--- GOAL ---
Put each line of the material below into a Markdown table with the columns "Number" and "Entry," one row per line, skipping blank lines and leaving out the pictures.

EXERCISE MATERIAL start

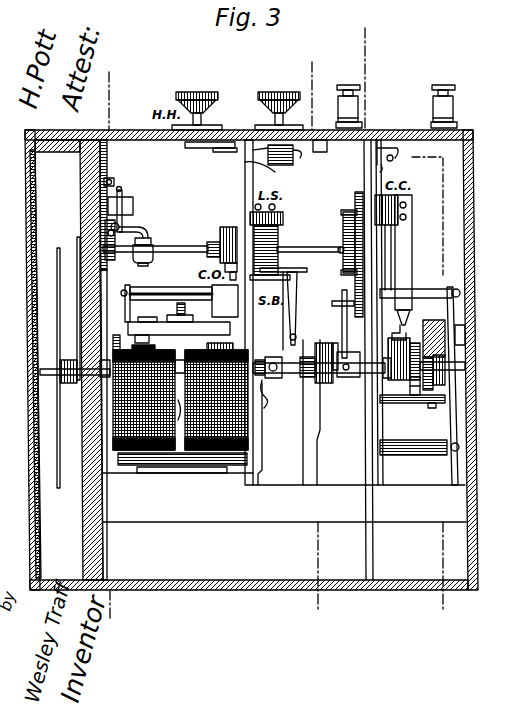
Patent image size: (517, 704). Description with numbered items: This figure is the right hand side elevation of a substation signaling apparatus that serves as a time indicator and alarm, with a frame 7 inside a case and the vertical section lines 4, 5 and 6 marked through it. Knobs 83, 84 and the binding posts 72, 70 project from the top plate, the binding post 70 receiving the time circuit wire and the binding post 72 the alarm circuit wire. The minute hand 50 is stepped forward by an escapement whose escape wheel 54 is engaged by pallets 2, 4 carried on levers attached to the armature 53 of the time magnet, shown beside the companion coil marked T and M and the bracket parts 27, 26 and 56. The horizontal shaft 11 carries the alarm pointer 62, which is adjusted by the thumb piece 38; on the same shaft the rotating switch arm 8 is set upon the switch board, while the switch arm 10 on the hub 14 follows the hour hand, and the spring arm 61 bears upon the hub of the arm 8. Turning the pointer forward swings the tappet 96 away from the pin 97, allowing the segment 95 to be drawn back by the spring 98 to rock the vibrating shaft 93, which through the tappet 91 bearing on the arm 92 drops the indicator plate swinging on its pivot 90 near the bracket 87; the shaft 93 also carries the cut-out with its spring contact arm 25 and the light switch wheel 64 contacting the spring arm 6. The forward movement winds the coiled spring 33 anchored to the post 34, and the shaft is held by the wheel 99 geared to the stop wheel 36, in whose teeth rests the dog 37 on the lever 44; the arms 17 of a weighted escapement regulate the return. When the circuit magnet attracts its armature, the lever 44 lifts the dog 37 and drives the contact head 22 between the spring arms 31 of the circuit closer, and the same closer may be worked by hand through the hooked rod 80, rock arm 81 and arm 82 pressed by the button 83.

The pallet 4 is at (108, 348).
The segmental metal contact plate 5 is at (353, 322).
The spring arm 6 is at (305, 340).
The adjusting knob 84 is at (203, 89).
The button 83 is at (282, 89).
The binding post 72 is at (359, 100).
The binding post 70 is at (455, 100).
The spring member 27 is at (220, 149).
The contact head 26 is at (232, 152).
The arm 82 is at (296, 155).
The rock arm 81 is at (398, 148).
The hooked rod 80 is at (386, 166).
The alarm pointer 62 is at (57, 305).
The minute hand 50 is at (77, 318).
The thumb piece 38 is at (53, 368).
The screw bracket 87 is at (110, 177).
The tappet 91 is at (122, 193).
The arm 92 is at (133, 205).
The pivot 90 is at (122, 229).
The vibrating shaft 93 is at (192, 246).
The spring contact arm 25 is at (215, 242).
The spring arm 7 is at (247, 212).
The pallet 2 is at (170, 312).
The escape wheel 54 is at (138, 320).
The armature 53 is at (179, 328).
The post 56 is at (128, 336).
The transmitting coil T is at (144, 397).
The magnet coil M is at (211, 396).
The wheel 64 is at (281, 236).
The rotating switch arm 8 is at (289, 300).
The segment 95 is at (355, 198).
The spring 98 is at (343, 265).
The pin 97 is at (334, 303).
The tappet 96 is at (342, 318).
The hub 14 is at (270, 357).
The switch arm 10 is at (354, 364).
The shaft 11 is at (336, 350).
The spring arm 61 is at (315, 412).
The spring arm 31 is at (417, 252).
The contact head 22 is at (410, 312).
The dog 37 is at (410, 347).
The stop wheel 36 is at (388, 350).
The trip arm or lever 44 is at (386, 366).
The coiled spring 33 is at (446, 363).
The post 34 is at (465, 330).
The arm 17 is at (419, 425).
The wheel 99 is at (432, 408).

EXERCISE MATERIAL end

--- SOLUTION ---
| Number | Entry |
|---|---|
| 1 | Patent image size: (517, 704). Description with numbered items: This figure is the right hand side elevation of a substation signaling apparatus that serves as a time indicator and alarm, with a frame 7 inside a case and the vertical section lines 4, 5 and 6 marked through it. Knobs 83, 84 and the binding posts 72, 70 project from the top plate, the binding post 70 receiving the time circuit wire and the binding post 72 the alarm circuit wire. The minute hand 50 is stepped forward by an escapement whose escape wheel 54 is engaged by pallets 2, 4 carried on levers attached to the armature 53 of the time magnet, shown beside the companion coil marked T and M and the bracket parts 27, 26 and 56. The horizontal shaft 11 carries the alarm pointer 62, which is adjusted by the thumb piece 38; on the same shaft the rotating switch arm 8 is set upon the switch board, while the switch arm 10 on the hub 14 follows the hour hand, and the spring arm 61 bears upon the hub of the arm 8. Turning the pointer forward swings the tappet 96 away from the pin 97, allowing the segment 95 to be drawn back by the spring 98 to rock the vibrating shaft 93, which through the tappet 91 bearing on the arm 92 drops the indicator plate swinging on its pivot 90 near the bracket 87; the shaft 93 also carries the cut-out with its spring contact arm 25 and the light switch wheel 64 contacting the spring arm 6. The forward movement winds the coiled spring 33 anchored to the post 34, and the shaft is held by the wheel 99 geared to the stop wheel 36, in whose teeth rests the dog 37 on the lever 44; the arms 17 of a weighted escapement regulate the return. When the circuit magnet attracts its armature, the lever 44 lifts the dog 37 and drives the contact head 22 between the spring arms 31 of the circuit closer, and the same closer may be worked by hand through the hooked rod 80, rock arm 81 and arm 82 pressed by the button 83. |
| 2 | The pallet 4 is at (108, 348). |
| 3 | The segmental metal contact plate 5 is at (353, 322). |
| 4 | The spring arm 6 is at (305, 340). |
| 5 | The adjusting knob 84 is at (203, 89). |
| 6 | The button 83 is at (282, 89). |
| 7 | The binding post 72 is at (359, 100). |
| 8 | The binding post 70 is at (455, 100). |
| 9 | The spring member 27 is at (220, 149). |
| 10 | The contact head 26 is at (232, 152). |
| 11 | The arm 82 is at (296, 155). |
| 12 | The rock arm 81 is at (398, 148). |
| 13 | The hooked rod 80 is at (386, 166). |
| 14 | The alarm pointer 62 is at (57, 305). |
| 15 | The minute hand 50 is at (77, 318). |
| 16 | The thumb piece 38 is at (53, 368). |
| 17 | The screw bracket 87 is at (110, 177). |
| 18 | The tappet 91 is at (122, 193). |
| 19 | The arm 92 is at (133, 205). |
| 20 | The pivot 90 is at (122, 229). |
| 21 | The vibrating shaft 93 is at (192, 246). |
| 22 | The spring contact arm 25 is at (215, 242). |
| 23 | The spring arm 7 is at (247, 212). |
| 24 | The pallet 2 is at (170, 312). |
| 25 | The escape wheel 54 is at (138, 320). |
| 26 | The armature 53 is at (179, 328). |
| 27 | The post 56 is at (128, 336). |
| 28 | The transmitting coil T is at (144, 397). |
| 29 | The magnet coil M is at (211, 396). |
| 30 | The wheel 64 is at (281, 236). |
| 31 | The rotating switch arm 8 is at (289, 300). |
| 32 | The segment 95 is at (355, 198). |
| 33 | The spring 98 is at (343, 265). |
| 34 | The pin 97 is at (334, 303). |
| 35 | The tappet 96 is at (342, 318). |
| 36 | The hub 14 is at (270, 357). |
| 37 | The switch arm 10 is at (354, 364). |
| 38 | The shaft 11 is at (336, 350). |
| 39 | The spring arm 61 is at (315, 412). |
| 40 | The spring arm 31 is at (417, 252). |
| 41 | The contact head 22 is at (410, 312). |
| 42 | The dog 37 is at (410, 347). |
| 43 | The stop wheel 36 is at (388, 350). |
| 44 | The trip arm or lever 44 is at (386, 366). |
| 45 | The coiled spring 33 is at (446, 363). |
| 46 | The post 34 is at (465, 330). |
| 47 | The arm 17 is at (419, 425). |
| 48 | The wheel 99 is at (432, 408). |